### Page excerpt:
------------------------------------------------

Lorry Driver Ils 154 by Peter G Hollowell

Lorry Driver Ils 154 by Peter G Hollowell

Author:Peter G Hollowell [Hollowell, Peter G]
Language: eng
Format: epub
Tags: Social Science, Sociology, General
ISBN: 9781136252976
Google: SfREAQAAQBAJ
Barnesnoble:
Goodreads: 18977427
Publisher: Routledge
Published: 2013-10-08T00:00:00+00:00


Attitude to Management

The attitude to management is investigated from two points of view. Firstly it is desirable to know how the worker in question views the management of the actual firm for which he works. A further insight may be gained if the worker’s conception of an ‘ideal’ management is known.

Sixty per cent of the drivers in the firms’ sample have a favourable attitude to the managements of their firms. This figure has, however, limited value in application since the total firms’ sample is not homogeneous in terms of management. When the individual firms are investigated, B.R.S. drivers have a less favourable view (56 per cent have a favourable view) than the drivers in private haulage firms, where 64 per cent have a favourable view of their management.35

Trampers in both firms have the most favourable view of management of all the categories of driver. This is significant as the tramper has a job which takes him away from his management for most of the time while he is at work and the area of discretion is correspondingly wide. In fact in the private firm trampers even find their own loads which determines where they will go. Part of a tramper’s role is thus a managerial expectation. Trunkers on the other hand see their managements on most shifts and there is considerably less discretion in the job as the routes are pre-set and there is a prescribed time in which to do the job.

The largest single reason for the favourable attitudes is the way that management treats drivers in disciplinary terms. Clearly management is seen as having certain prerogatives, and its authority as such is accepted, but within these prerogatives any management action may be viewed as being fair or unfair by the lorry driver.

------------------------------------------------

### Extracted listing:
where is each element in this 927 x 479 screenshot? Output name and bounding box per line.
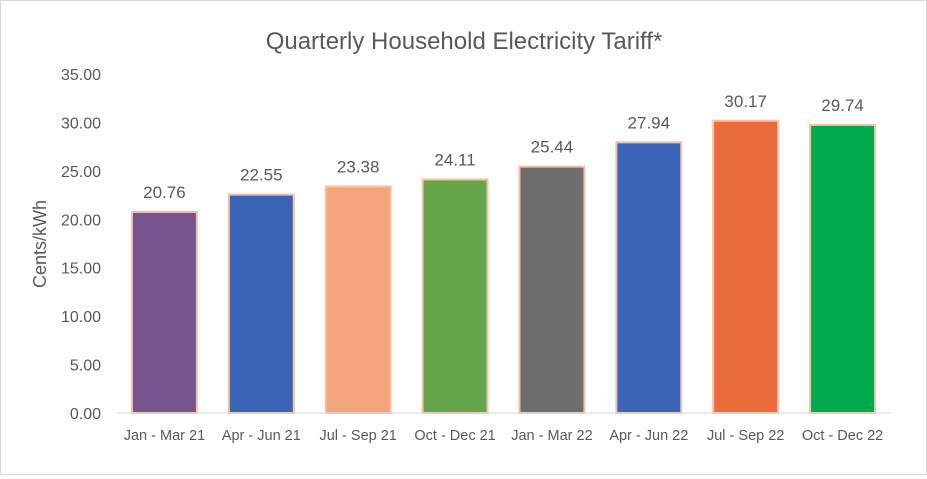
y-tick-label: 0.00 (70, 406, 101, 423)
data-label: 22.55 (240, 166, 283, 185)
y-tick-label: 15.00 (61, 261, 101, 278)
bar (518, 165, 586, 414)
x-tick-label: Jan - Mar 21 (124, 428, 205, 444)
data-label: 29.74 (821, 96, 864, 115)
bar (324, 185, 392, 414)
bar (227, 193, 295, 414)
y-tick-label: 35.00 (61, 67, 101, 84)
data-label: 30.17 (724, 92, 767, 111)
y-tick-label: 25.00 (61, 164, 101, 181)
data-label: 25.44 (531, 138, 574, 157)
x-tick-label: Jan - Mar 22 (511, 428, 592, 444)
data-label: 24.11 (434, 150, 475, 169)
x-tick-label: Apr - Jun 22 (609, 428, 688, 444)
y-axis-label: Cents/kWh (30, 200, 50, 288)
bar (712, 119, 780, 414)
y-tick-label: 5.00 (70, 358, 101, 375)
bar (615, 141, 683, 415)
x-tick-label: Oct - Dec 21 (414, 428, 495, 444)
chart-title: Quarterly Household Electricity Tariff* (266, 28, 663, 55)
x-tick-label: Jul - Sep 21 (319, 428, 396, 444)
data-label: 23.38 (337, 158, 380, 177)
x-tick-label: Apr - Jun 21 (222, 428, 301, 444)
y-tick-label: 20.00 (61, 212, 101, 229)
data-label: 27.94 (628, 113, 671, 132)
bar (809, 123, 877, 414)
data-label: 20.76 (143, 183, 186, 202)
y-tick-label: 10.00 (61, 309, 101, 326)
bar (130, 210, 198, 414)
x-tick-label: Jul - Sep 22 (707, 428, 784, 444)
y-tick-label: 30.00 (61, 115, 101, 132)
x-tick-label: Oct - Dec 22 (802, 428, 883, 444)
bar (421, 178, 489, 414)
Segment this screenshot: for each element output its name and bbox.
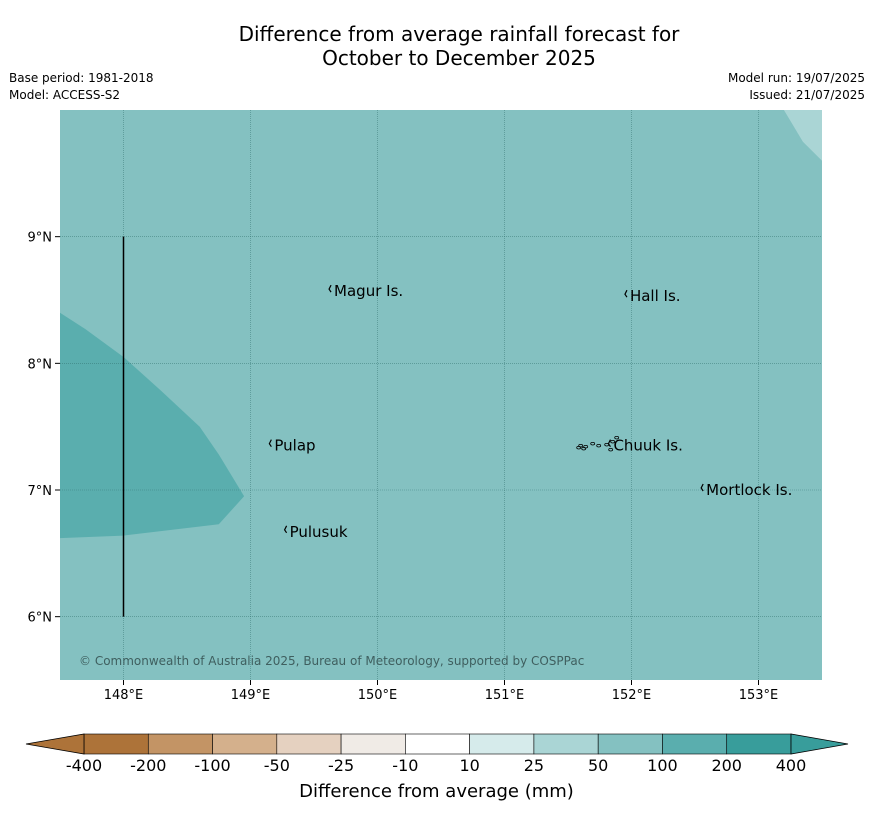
- lon-tick-label: 152°E: [612, 688, 652, 703]
- chuuk-islet: [614, 435, 620, 440]
- model-run-text: Model run: 19/07/2025: [727, 71, 865, 85]
- place-label: Hall Is.: [630, 287, 681, 305]
- forecast-region-1: [60, 312, 245, 539]
- colorbar-label: 400: [775, 756, 807, 775]
- colorbar-label: -100: [194, 756, 231, 775]
- lat-tick-label: 7°N: [28, 484, 53, 499]
- colorbar-segment: [533, 733, 599, 755]
- model-text: Model: ACCESS-S2: [9, 88, 121, 102]
- colorbar-label: 50: [587, 756, 609, 775]
- colorbar-label: 100: [647, 756, 678, 775]
- colorbar-segment: [469, 733, 535, 755]
- base-period-text: Base period: 1981-2018: [9, 71, 154, 85]
- meta-right: Model run: 19/07/2025 Issued: 21/07/2025: [728, 70, 865, 104]
- lon-tick-label: 149°E: [231, 688, 271, 703]
- lat-tick-label: 8°N: [28, 357, 53, 372]
- chart-title: Difference from average rainfall forecas…: [0, 22, 873, 70]
- colorbar-segment: [276, 733, 342, 755]
- chuuk-islet: [610, 439, 616, 444]
- colorbar-label: -25: [328, 756, 355, 775]
- chuuk-islet: [596, 443, 602, 448]
- colorbar-segment: [597, 733, 663, 755]
- place-label: Mortlock Is.: [706, 481, 792, 499]
- colorbar-segment: [147, 733, 213, 755]
- place-label: Pulap: [274, 437, 315, 455]
- colorbar-segment: [212, 733, 278, 755]
- chuuk-islet: [581, 446, 587, 451]
- colorbar-segment: [83, 733, 149, 755]
- colorbar-label: -400: [65, 756, 103, 775]
- island-outline: [328, 284, 332, 293]
- lon-tick-label: 153°E: [739, 688, 779, 703]
- meta-left: Base period: 1981-2018 Model: ACCESS-S2: [9, 70, 154, 104]
- legend-title: Difference from average (mm): [299, 781, 574, 802]
- colorbar-segment: [726, 733, 792, 755]
- colorbar-label: -10: [392, 756, 419, 775]
- map-background: [60, 110, 822, 680]
- title-line-1: Difference from average rainfall forecas…: [238, 22, 680, 46]
- issued-text: Issued: 21/07/2025: [749, 88, 865, 102]
- colorbar-label: 200: [711, 756, 742, 775]
- lon-tick-label: 151°E: [485, 688, 525, 703]
- place-label: Pulusuk: [290, 523, 348, 541]
- colorbar-label: -200: [130, 756, 167, 775]
- colorbar-label: 25: [523, 756, 545, 775]
- title-line-2: October to December 2025: [322, 46, 596, 70]
- legend-tick-labels: -400 -200 -100 -50 -25 -10 10 25 50 100 200 400: [0, 756, 873, 776]
- chuuk-islet: [608, 447, 614, 452]
- colorbar-label: 10: [459, 756, 480, 775]
- copyright-text: © Commonwealth of Australia 2025, Bureau…: [79, 654, 584, 668]
- island-outline: [700, 483, 704, 492]
- colorbar-under-arrow: [25, 733, 85, 755]
- colorbar-segment: [405, 733, 470, 755]
- colorbar-over-arrow: [790, 733, 849, 755]
- island-outline: [624, 289, 628, 298]
- chuuk-islet: [590, 441, 596, 446]
- colorbar-segment: [662, 733, 728, 755]
- chuuk-islet: [604, 442, 610, 447]
- island-outline: [268, 439, 272, 447]
- place-label: Chuuk Is.: [613, 437, 682, 455]
- colorbar-label: -50: [263, 756, 290, 775]
- chuuk-islet: [576, 445, 582, 450]
- lon-tick-label: 150°E: [358, 688, 398, 703]
- lat-tick-label: 9°N: [28, 231, 53, 246]
- place-label: Magur Is.: [334, 282, 403, 300]
- island-outline: [283, 525, 288, 534]
- lon-tick-label: 148°E: [104, 688, 144, 703]
- lat-tick-label: 6°N: [28, 611, 53, 626]
- forecast-region-2: [783, 110, 822, 161]
- colorbar-segment: [340, 733, 406, 755]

------------------------------------------------

In the excerpt on lorry drivers' attitudes to management, what percentage of B.R.S. drivers have a favorable view of their management? You won't need the listing for this.

### Exercise answer:
56 percent.